Begin
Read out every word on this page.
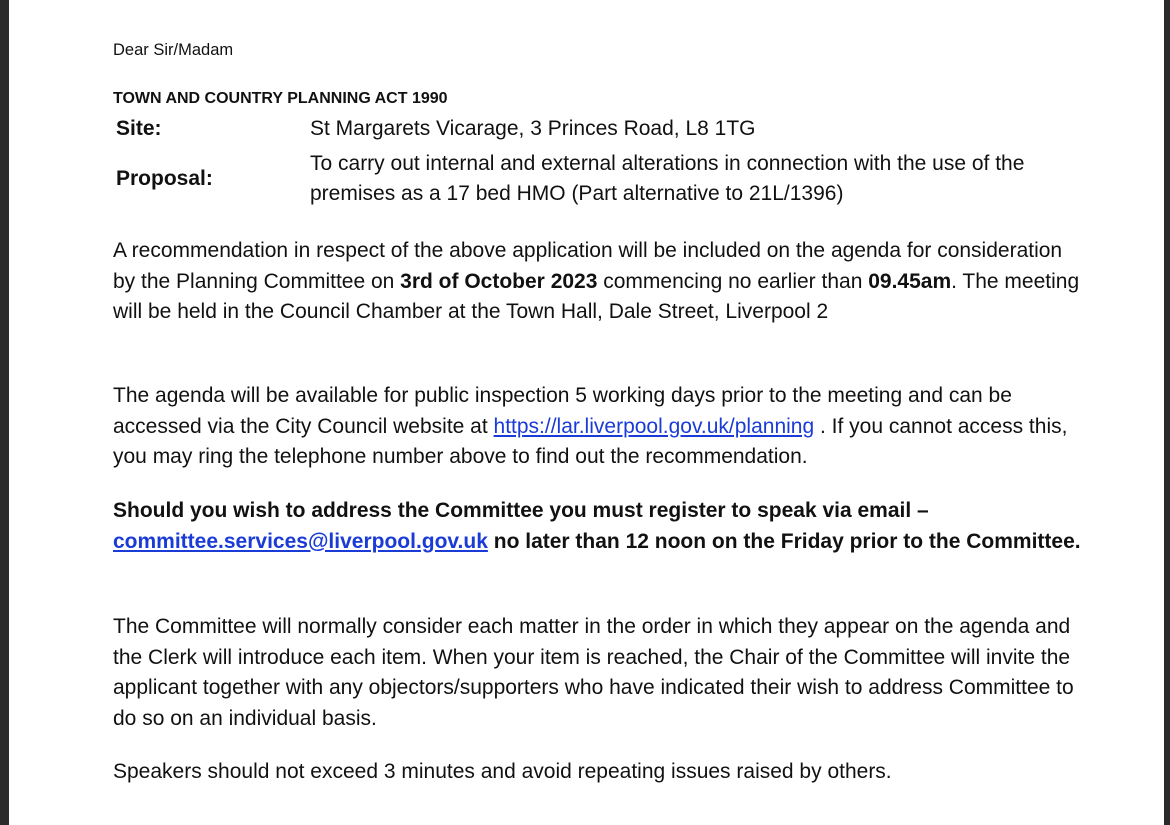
Dear Sir/Madam
TOWN AND COUNTRY PLANNING ACT 1990
Site:	St Margarets Vicarage, 3 Princes Road, L8 1TG
Proposal:
To carry out internal and external alterations in connection with the use of the premises as a 17 bed HMO (Part alternative to 21L/1396)
A recommendation in respect of the above application will be included on the agenda for consideration by the Planning Committee on 3rd of October 2023 commencing no earlier than 09.45am. The meeting will be held in the Council Chamber at the Town Hall, Dale Street, Liverpool 2
The agenda will be available for public inspection 5 working days prior to the meeting and can be accessed via the City Council website at https://lar.liverpool.gov.uk/planning . If you cannot access this, you may ring the telephone number above to find out the recommendation.
Should you wish to address the Committee you must register to speak via email – committee.services@liverpool.gov.uk no later than 12 noon on the Friday prior to the Committee.
The Committee will normally consider each matter in the order in which they appear on the agenda and the Clerk will introduce each item. When your item is reached, the Chair of the Committee will invite the applicant together with any objectors/supporters who have indicated their wish to address Committee to do so on an individual basis.
Speakers should not exceed 3 minutes and avoid repeating issues raised by others.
End
Output all the records, word for word, with no pictures in the copy.

Read out every word on this page.
Dear Sir/Madam
TOWN AND COUNTRY PLANNING ACT 1990
Site:	St Margarets Vicarage, 3 Princes Road, L8 1TG
Proposal:
To carry out internal and external alterations in connection with the use of the premises as a 17 bed HMO (Part alternative to 21L/1396)
A recommendation in respect of the above application will be included on the agenda for consideration by the Planning Committee on 3rd of October 2023 commencing no earlier than 09.45am. The meeting will be held in the Council Chamber at the Town Hall, Dale Street, Liverpool 2
The agenda will be available for public inspection 5 working days prior to the meeting and can be accessed via the City Council website at https://lar.liverpool.gov.uk/planning . If you cannot access this, you may ring the telephone number above to find out the recommendation.
Should you wish to address the Committee you must register to speak via email – committee.services@liverpool.gov.uk no later than 12 noon on the Friday prior to the Committee.
The Committee will normally consider each matter in the order in which they appear on the agenda and the Clerk will introduce each item. When your item is reached, the Chair of the Committee will invite the applicant together with any objectors/supporters who have indicated their wish to address Committee to do so on an individual basis.
Speakers should not exceed 3 minutes and avoid repeating issues raised by others.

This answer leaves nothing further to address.